__Task objective__:
Repeat each record exactly. Any picture gets left out.

__Input__:
·····
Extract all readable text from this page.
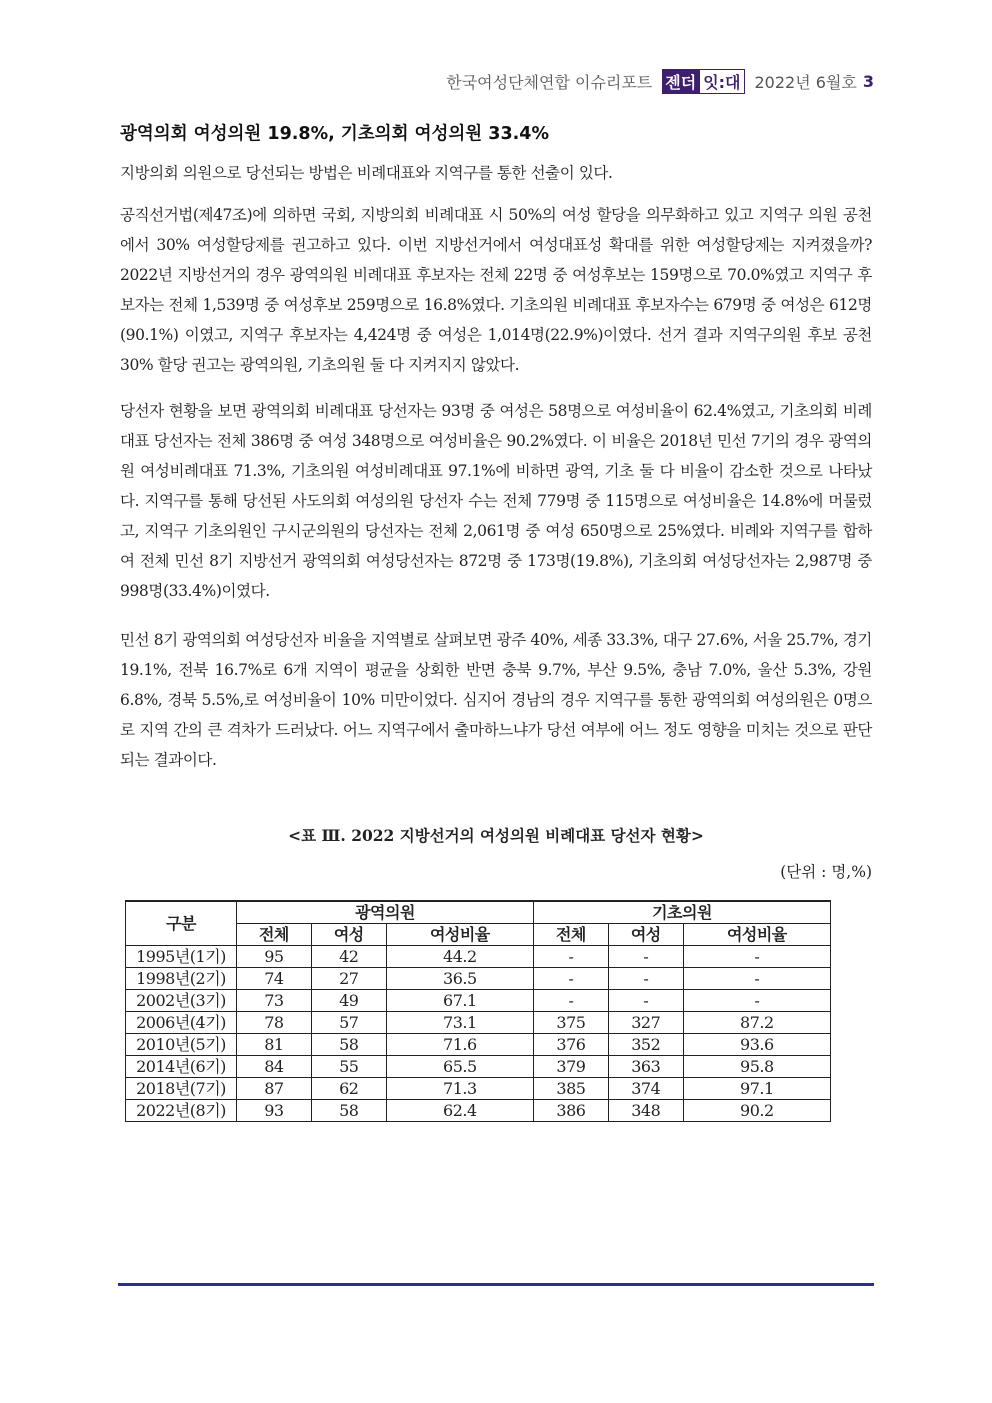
한국여성단체연합 이슈리포트 젠더 잇:대 2022년 6월호 3
광역의회 여성의원 19.8%, 기초의회 여성의원 33.4%

지방의회 의원으로 당선되는 방법은 비례대표와 지역구를 통한 선출이 있다.

공직선거법(제47조)에 의하면 국회, 지방의회 비례대표 시 50%의 여성 할당을 의무화하고 있고 지역구 의원 공천에서 30% 여성할당제를 권고하고 있다. 이번 지방선거에서 여성대표성 확대를 위한 여성할당제는 지켜졌을까? 2022년 지방선거의 경우 광역의원 비례대표 후보자는 전체 22명 중 여성후보는 159명으로 70.0%였고 지역구 후보자는 전체 1,539명 중 여성후보 259명으로 16.8%였다. 기초의원 비례대표 후보자수는 679명 중 여성은 612명(90.1%) 이였고, 지역구 후보자는 4,424명 중 여성은 1,014명(22.9%)이였다. 선거 결과 지역구의원 후보 공천 30% 할당 권고는 광역의원, 기초의원 둘 다 지켜지지 않았다.

당선자 현황을 보면 광역의회 비례대표 당선자는 93명 중 여성은 58명으로 여성비율이 62.4%였고, 기초의회 비례대표 당선자는 전체 386명 중 여성 348명으로 여성비율은 90.2%였다. 이 비율은 2018년 민선 7기의 경우 광역의원 여성비례대표 71.3%, 기초의원 여성비례대표 97.1%에 비하면 광역, 기초 둘 다 비율이 감소한 것으로 나타났다. 지역구를 통해 당선된 사도의회 여성의원 당선자 수는 전체 779명 중 115명으로 여성비율은 14.8%에 머물렀고, 지역구 기초의원인 구시군의원의 당선자는 전체 2,061명 중 여성 650명으로 25%였다. 비례와 지역구를 합하여 전체 민선 8기 지방선거 광역의회 여성당선자는 872명 중 173명(19.8%), 기초의회 여성당선자는 2,987명 중 998명(33.4%)이였다.

민선 8기 광역의회 여성당선자 비율을 지역별로 살펴보면 광주 40%, 세종 33.3%, 대구 27.6%, 서울 25.7%, 경기 19.1%, 전북 16.7%로 6개 지역이 평균을 상회한 반면 충북 9.7%, 부산 9.5%, 충남 7.0%, 울산 5.3%, 강원 6.8%, 경북 5.5%,로 여성비율이 10% 미만이었다. 심지어 경남의 경우 지역구를 통한 광역의회 여성의원은 0명으로 지역 간의 큰 격차가 드러났다. 어느 지역구에서 출마하느냐가 당선 여부에 어느 정도 영향을 미치는 것으로 판단되는 결과이다.

<표 Ⅲ. 2022 지방선거의 여성의원 비례대표 당선자 현황>
(단위 : 명,%)
구분	광역의원			기초의원		
	전체	여성	여성비율	전체	여성	여성비율
1995년(1기)	95	42	44.2	-	-	-
1998년(2기)	74	27	36.5	-	-	-
2002년(3기)	73	49	67.1	-	-	-
2006년(4기)	78	57	73.1	375	327	87.2
2010년(5기)	81	58	71.6	376	352	93.6
2014년(6기)	84	55	65.5	379	363	95.8
2018년(7기)	87	62	71.3	385	374	97.1
2022년(8기)	93	58	62.4	386	348	90.2
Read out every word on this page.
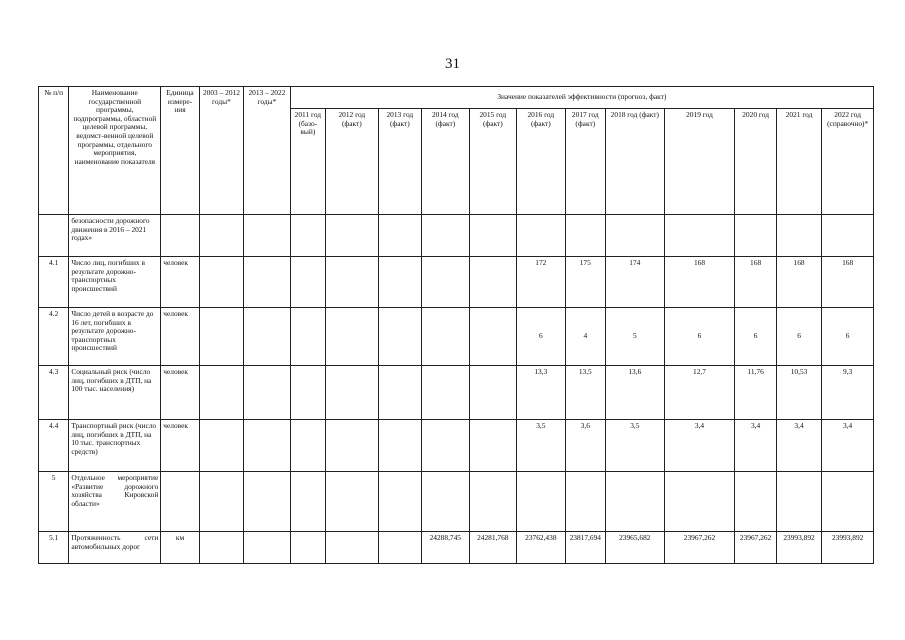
31
№ п/п	Наименование государственной программы, подпрограммы, областной целевой программы, ведомст-венной целевой программы, отдельного мероприятия, наименование показателя	Единица измере-ния	2003 – 2012 годы*	2013 – 2022 годы*	Значение показателей эффективности (прогноз, факт)											
					2011 год (базо-вый)	2012 год (факт)	2013 год (факт)	2014 год (факт)	2015 год (факт)	2016 год (факт)	2017 год (факт)	2018 год (факт)	2019 год	2020 год	2021 год	2022 год (справочно)*
	безопасности дорожного движения в 2016 – 2021 годах»															
4.1	Число лиц, погибших в результате дорожно-транспортных происшествий	человек								172	175	174	168	168	168	168
4.2	Число детей в возрасте до 16 лет, погибших в результате дорожно-транспортных происшествий	человек								6	4	5	6	6	6	6
4.3	Социальный риск (число лиц, погибших в ДТП, на 100 тыс. населения)	человек								13,3	13,5	13,6	12,7	11,76	10,53	9,3
4.4	Транспортный риск (число лиц, погибших в ДТП, на 10 тыс. транспортных средств)	человек								3,5	3,6	3,5	3,4	3,4	3,4	3,4
5	Отдельное мероприятие «Развитие дорожного хозяйства Кировской области»															
5.1	Протяженность сети автомобильных дорог	км						24288,745	24281,768	23762,438	23817,694	23965,682	23967,262	23967,262	23993,892	23993,892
·····
__Task solution__:
Extract all readable text from this page.
한국여성단체연합 이슈리포트 젠더 잇:대 2022년 6월호 3
광역의회 여성의원 19.8%, 기초의회 여성의원 33.4%

지방의회 의원으로 당선되는 방법은 비례대표와 지역구를 통한 선출이 있다.

공직선거법(제47조)에 의하면 국회, 지방의회 비례대표 시 50%의 여성 할당을 의무화하고 있고 지역구 의원 공천에서 30% 여성할당제를 권고하고 있다. 이번 지방선거에서 여성대표성 확대를 위한 여성할당제는 지켜졌을까? 2022년 지방선거의 경우 광역의원 비례대표 후보자는 전체 22명 중 여성후보는 159명으로 70.0%였고 지역구 후보자는 전체 1,539명 중 여성후보 259명으로 16.8%였다. 기초의원 비례대표 후보자수는 679명 중 여성은 612명(90.1%) 이였고, 지역구 후보자는 4,424명 중 여성은 1,014명(22.9%)이였다. 선거 결과 지역구의원 후보 공천 30% 할당 권고는 광역의원, 기초의원 둘 다 지켜지지 않았다.

당선자 현황을 보면 광역의회 비례대표 당선자는 93명 중 여성은 58명으로 여성비율이 62.4%였고, 기초의회 비례대표 당선자는 전체 386명 중 여성 348명으로 여성비율은 90.2%였다. 이 비율은 2018년 민선 7기의 경우 광역의원 여성비례대표 71.3%, 기초의원 여성비례대표 97.1%에 비하면 광역, 기초 둘 다 비율이 감소한 것으로 나타났다. 지역구를 통해 당선된 사도의회 여성의원 당선자 수는 전체 779명 중 115명으로 여성비율은 14.8%에 머물렀고, 지역구 기초의원인 구시군의원의 당선자는 전체 2,061명 중 여성 650명으로 25%였다. 비례와 지역구를 합하여 전체 민선 8기 지방선거 광역의회 여성당선자는 872명 중 173명(19.8%), 기초의회 여성당선자는 2,987명 중 998명(33.4%)이였다.

민선 8기 광역의회 여성당선자 비율을 지역별로 살펴보면 광주 40%, 세종 33.3%, 대구 27.6%, 서울 25.7%, 경기 19.1%, 전북 16.7%로 6개 지역이 평균을 상회한 반면 충북 9.7%, 부산 9.5%, 충남 7.0%, 울산 5.3%, 강원 6.8%, 경북 5.5%,로 여성비율이 10% 미만이었다. 심지어 경남의 경우 지역구를 통한 광역의회 여성의원은 0명으로 지역 간의 큰 격차가 드러났다. 어느 지역구에서 출마하느냐가 당선 여부에 어느 정도 영향을 미치는 것으로 판단되는 결과이다.

<표 Ⅲ. 2022 지방선거의 여성의원 비례대표 당선자 현황>
(단위 : 명,%)
구분	광역의원			기초의원		
	전체	여성	여성비율	전체	여성	여성비율
1995년(1기)	95	42	44.2	-	-	-
1998년(2기)	74	27	36.5	-	-	-
2002년(3기)	73	49	67.1	-	-	-
2006년(4기)	78	57	73.1	375	327	87.2
2010년(5기)	81	58	71.6	376	352	93.6
2014년(6기)	84	55	65.5	379	363	95.8
2018년(7기)	87	62	71.3	385	374	97.1
2022년(8기)	93	58	62.4	386	348	90.2
Read out every word on this page.
31
№ п/п	Наименование государственной программы, подпрограммы, областной целевой программы, ведомст-венной целевой программы, отдельного мероприятия, наименование показателя	Единица измере-ния	2003 – 2012 годы*	2013 – 2022 годы*	Значение показателей эффективности (прогноз, факт)											
					2011 год (базо-вый)	2012 год (факт)	2013 год (факт)	2014 год (факт)	2015 год (факт)	2016 год (факт)	2017 год (факт)	2018 год (факт)	2019 год	2020 год	2021 год	2022 год (справочно)*
	безопасности дорожного движения в 2016 – 2021 годах»															
4.1	Число лиц, погибших в результате дорожно-транспортных происшествий	человек								172	175	174	168	168	168	168
4.2	Число детей в возрасте до 16 лет, погибших в результате дорожно-транспортных происшествий	человек								6	4	5	6	6	6	6
4.3	Социальный риск (число лиц, погибших в ДТП, на 100 тыс. населения)	человек								13,3	13,5	13,6	12,7	11,76	10,53	9,3
4.4	Транспортный риск (число лиц, погибших в ДТП, на 10 тыс. транспортных средств)	человек								3,5	3,6	3,5	3,4	3,4	3,4	3,4
5	Отдельное мероприятие «Развитие дорожного хозяйства Кировской области»															
5.1	Протяженность сети автомобильных дорог	км						24288,745	24281,768	23762,438	23817,694	23965,682	23967,262	23967,262	23993,892	23993,892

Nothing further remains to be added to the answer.